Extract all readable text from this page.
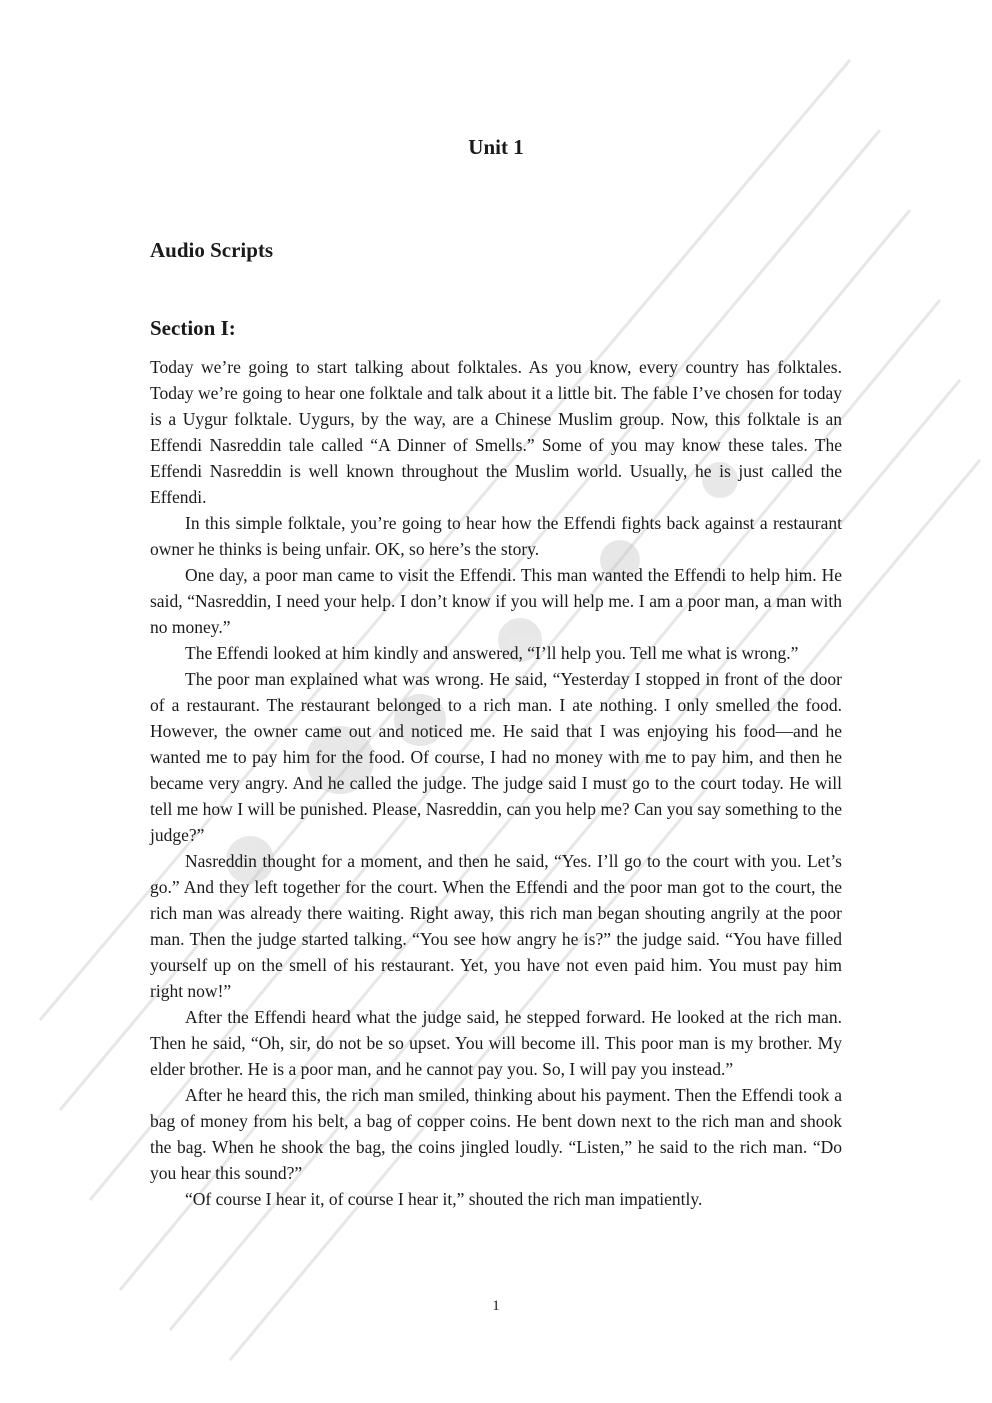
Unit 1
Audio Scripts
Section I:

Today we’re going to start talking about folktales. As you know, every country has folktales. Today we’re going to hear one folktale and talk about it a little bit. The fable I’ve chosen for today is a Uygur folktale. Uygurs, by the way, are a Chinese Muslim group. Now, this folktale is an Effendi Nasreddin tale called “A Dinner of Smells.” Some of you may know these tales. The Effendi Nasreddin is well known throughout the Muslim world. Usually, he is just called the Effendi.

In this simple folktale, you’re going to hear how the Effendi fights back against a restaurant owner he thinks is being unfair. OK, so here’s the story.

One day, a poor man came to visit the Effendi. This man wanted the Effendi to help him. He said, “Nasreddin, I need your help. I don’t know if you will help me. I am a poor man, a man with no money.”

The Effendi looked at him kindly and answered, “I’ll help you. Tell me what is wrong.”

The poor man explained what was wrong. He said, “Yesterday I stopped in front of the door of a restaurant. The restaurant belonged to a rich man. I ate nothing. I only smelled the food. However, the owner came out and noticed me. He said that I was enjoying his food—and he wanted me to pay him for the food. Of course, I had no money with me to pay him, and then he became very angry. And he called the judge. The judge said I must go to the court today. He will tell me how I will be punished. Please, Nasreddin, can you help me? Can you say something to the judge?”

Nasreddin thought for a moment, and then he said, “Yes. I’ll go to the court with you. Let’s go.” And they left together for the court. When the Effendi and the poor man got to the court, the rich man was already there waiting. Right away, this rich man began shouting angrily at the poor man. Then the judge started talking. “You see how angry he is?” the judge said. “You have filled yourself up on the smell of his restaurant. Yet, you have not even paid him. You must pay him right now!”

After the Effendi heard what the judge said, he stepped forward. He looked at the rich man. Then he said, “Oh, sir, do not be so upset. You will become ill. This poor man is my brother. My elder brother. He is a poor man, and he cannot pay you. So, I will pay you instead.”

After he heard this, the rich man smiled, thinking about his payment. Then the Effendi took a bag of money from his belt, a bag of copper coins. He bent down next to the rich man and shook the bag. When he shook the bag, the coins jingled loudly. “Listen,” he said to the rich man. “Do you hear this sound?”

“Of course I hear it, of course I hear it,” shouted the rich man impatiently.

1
──────
What you need to do
In the records above, locate each line with the word "course". Copy all such lines.

Answer to the task
The poor man explained what was wrong. He said, “Yesterday I stopped in front of the door of a restaurant. The restaurant belonged to a rich man. I ate nothing. I only smelled the food. However, the owner came out and noticed me. He said that I was enjoying his food—and he wanted me to pay him for the food. Of course, I had no money with me to pay him, and then he became very angry. And he called the judge. The judge said I must go to the court today. He will tell me how I will be punished. Please, Nasreddin, can you help me? Can you say something to the judge?”
“Of course I hear it, of course I hear it,” shouted the rich man impatiently.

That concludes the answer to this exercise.